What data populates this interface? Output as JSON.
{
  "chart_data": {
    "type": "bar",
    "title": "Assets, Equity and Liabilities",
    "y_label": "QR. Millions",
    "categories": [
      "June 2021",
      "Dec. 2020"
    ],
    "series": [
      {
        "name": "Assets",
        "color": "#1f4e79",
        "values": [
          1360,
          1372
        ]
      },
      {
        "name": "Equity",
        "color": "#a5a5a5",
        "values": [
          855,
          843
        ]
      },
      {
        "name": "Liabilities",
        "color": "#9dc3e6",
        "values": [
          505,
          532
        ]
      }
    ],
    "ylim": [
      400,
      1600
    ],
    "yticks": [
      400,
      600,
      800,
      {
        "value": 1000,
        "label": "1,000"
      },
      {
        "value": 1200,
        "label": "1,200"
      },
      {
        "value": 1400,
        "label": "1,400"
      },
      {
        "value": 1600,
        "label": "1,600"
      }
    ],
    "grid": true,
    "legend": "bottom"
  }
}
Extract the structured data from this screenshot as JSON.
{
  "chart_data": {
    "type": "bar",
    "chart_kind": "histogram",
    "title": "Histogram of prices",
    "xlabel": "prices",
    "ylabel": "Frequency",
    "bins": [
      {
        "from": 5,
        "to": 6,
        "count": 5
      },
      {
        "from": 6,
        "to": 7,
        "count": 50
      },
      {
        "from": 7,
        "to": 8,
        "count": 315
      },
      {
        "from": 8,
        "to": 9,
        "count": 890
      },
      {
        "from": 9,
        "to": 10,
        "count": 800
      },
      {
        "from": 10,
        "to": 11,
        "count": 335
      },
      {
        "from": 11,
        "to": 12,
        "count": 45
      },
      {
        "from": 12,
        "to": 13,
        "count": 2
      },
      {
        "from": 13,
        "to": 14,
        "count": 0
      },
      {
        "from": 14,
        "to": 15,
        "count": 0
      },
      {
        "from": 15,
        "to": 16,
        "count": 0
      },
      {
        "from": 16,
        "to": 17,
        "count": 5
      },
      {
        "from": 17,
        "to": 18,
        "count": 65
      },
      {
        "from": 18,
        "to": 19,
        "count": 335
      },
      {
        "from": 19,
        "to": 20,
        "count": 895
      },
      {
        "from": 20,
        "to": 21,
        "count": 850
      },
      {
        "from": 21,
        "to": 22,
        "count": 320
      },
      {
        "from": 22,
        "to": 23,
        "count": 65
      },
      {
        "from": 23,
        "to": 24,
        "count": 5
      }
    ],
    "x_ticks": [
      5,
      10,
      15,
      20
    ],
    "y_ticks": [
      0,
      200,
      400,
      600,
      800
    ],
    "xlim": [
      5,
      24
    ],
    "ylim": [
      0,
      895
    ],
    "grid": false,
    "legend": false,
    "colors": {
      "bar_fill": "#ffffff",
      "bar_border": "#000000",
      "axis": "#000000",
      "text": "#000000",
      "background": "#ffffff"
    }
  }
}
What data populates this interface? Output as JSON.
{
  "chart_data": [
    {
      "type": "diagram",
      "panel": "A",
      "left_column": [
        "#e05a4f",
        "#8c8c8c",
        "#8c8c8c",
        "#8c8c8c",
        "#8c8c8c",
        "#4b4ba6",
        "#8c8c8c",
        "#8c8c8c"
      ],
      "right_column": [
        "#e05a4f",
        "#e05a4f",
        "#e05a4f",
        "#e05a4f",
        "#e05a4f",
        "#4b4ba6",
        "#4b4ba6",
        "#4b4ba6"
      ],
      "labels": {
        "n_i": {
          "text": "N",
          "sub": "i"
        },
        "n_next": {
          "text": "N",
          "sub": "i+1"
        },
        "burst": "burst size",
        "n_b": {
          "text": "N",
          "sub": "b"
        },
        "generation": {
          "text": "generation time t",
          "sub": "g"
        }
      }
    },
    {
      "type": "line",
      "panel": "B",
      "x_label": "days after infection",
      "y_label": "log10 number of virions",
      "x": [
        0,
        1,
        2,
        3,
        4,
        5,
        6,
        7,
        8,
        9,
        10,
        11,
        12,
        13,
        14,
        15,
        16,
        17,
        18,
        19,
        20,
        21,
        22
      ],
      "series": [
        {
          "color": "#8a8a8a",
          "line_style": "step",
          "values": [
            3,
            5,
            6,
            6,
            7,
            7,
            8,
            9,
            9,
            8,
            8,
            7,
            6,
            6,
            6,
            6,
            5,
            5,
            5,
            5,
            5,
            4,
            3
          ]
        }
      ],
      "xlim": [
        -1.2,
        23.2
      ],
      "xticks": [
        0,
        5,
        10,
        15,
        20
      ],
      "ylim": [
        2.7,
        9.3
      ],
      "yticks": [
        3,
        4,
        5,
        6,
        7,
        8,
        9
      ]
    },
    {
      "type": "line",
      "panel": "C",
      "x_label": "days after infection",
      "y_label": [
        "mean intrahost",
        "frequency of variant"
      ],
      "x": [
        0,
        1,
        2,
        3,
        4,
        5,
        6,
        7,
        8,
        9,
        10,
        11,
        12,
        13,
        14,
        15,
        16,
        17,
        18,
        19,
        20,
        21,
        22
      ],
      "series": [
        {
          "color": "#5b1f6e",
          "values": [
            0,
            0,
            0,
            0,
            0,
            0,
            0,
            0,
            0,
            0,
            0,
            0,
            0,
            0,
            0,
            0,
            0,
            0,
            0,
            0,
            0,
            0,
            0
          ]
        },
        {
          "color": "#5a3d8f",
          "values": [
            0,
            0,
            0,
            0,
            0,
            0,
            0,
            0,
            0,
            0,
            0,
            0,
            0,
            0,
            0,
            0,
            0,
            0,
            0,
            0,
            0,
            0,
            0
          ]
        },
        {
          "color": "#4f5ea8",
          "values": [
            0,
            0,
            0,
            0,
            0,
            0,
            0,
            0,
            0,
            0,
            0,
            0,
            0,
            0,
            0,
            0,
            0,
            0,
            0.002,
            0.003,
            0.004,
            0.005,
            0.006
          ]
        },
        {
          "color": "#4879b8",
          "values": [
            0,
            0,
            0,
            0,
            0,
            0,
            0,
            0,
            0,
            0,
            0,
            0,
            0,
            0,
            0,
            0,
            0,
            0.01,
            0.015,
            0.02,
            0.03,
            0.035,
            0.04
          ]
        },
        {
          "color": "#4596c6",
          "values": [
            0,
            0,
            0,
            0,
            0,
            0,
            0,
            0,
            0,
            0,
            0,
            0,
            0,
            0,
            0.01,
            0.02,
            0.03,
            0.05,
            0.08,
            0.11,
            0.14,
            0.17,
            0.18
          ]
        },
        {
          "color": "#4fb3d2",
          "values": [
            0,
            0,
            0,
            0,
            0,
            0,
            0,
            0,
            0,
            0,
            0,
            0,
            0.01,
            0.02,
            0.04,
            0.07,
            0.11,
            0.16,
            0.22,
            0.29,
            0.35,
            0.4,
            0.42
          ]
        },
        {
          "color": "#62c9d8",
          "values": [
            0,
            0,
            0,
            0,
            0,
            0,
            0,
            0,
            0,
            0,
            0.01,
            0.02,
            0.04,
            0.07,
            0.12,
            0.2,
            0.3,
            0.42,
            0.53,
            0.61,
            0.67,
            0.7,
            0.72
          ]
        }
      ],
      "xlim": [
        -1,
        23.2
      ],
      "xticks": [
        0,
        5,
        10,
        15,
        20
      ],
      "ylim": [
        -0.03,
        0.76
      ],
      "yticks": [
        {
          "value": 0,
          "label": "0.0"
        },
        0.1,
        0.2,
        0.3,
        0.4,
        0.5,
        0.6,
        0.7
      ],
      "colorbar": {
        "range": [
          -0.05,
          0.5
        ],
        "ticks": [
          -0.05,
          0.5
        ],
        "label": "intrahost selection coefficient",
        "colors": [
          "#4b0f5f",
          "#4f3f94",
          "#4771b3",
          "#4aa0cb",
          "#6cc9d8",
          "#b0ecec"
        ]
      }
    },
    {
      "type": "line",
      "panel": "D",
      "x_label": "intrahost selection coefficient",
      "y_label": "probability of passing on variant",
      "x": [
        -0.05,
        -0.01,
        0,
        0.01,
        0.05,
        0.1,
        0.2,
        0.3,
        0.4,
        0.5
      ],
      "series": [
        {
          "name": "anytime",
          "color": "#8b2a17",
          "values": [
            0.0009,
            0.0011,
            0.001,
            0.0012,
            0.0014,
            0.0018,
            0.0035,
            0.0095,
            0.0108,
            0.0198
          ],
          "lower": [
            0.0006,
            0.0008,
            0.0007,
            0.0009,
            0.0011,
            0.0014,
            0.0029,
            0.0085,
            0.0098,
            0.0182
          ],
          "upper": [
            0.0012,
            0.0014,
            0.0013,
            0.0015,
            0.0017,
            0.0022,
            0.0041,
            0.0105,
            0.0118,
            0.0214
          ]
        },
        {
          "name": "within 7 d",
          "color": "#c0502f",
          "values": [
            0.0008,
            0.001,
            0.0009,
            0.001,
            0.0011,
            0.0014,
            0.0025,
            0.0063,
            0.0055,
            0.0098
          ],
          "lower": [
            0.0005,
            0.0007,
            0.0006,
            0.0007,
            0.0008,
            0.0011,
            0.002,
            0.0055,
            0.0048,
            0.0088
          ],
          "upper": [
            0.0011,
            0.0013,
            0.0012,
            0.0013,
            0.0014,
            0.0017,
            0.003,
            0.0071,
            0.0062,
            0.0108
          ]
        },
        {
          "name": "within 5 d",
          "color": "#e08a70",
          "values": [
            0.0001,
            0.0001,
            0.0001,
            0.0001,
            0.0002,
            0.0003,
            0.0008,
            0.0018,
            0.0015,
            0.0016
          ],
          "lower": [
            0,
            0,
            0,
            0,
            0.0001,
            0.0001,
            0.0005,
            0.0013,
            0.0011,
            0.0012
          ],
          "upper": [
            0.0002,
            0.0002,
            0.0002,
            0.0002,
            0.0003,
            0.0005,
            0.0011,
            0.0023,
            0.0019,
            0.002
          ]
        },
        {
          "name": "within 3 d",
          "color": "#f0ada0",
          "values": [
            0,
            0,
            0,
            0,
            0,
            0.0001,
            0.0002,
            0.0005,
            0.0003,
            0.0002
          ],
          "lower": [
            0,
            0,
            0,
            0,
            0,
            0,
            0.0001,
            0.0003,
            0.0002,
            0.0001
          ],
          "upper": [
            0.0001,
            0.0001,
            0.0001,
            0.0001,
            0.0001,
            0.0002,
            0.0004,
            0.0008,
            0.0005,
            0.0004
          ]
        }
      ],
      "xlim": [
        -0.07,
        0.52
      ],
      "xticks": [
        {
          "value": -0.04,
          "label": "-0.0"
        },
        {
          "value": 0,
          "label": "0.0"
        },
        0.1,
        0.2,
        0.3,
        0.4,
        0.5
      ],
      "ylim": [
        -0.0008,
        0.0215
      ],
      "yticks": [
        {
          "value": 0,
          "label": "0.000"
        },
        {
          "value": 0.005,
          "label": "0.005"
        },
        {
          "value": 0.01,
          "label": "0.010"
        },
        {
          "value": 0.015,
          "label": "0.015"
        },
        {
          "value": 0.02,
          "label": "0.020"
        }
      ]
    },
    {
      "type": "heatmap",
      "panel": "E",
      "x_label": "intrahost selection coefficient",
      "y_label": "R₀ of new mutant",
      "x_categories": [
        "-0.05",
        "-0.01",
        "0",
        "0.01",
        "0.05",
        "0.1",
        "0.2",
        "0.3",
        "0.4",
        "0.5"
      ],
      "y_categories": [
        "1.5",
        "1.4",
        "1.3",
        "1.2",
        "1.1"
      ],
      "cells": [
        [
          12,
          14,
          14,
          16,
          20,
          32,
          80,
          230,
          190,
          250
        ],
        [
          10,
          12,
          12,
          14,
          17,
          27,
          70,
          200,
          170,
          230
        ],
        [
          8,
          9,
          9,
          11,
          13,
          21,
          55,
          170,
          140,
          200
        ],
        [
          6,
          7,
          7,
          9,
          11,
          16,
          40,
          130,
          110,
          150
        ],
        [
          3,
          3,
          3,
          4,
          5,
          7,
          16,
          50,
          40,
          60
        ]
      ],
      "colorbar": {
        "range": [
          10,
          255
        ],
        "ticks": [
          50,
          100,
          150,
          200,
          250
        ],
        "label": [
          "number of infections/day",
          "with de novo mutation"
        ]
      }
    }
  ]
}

= = = = =

> **REQUIRED TASK**:
Look through the entries and find each line that has the string "Equity". Copy those lines.

> **SOLUTION TO THIS TASK**:
    "title": "Assets, Equity and Liabilities",
        "name": "Equity",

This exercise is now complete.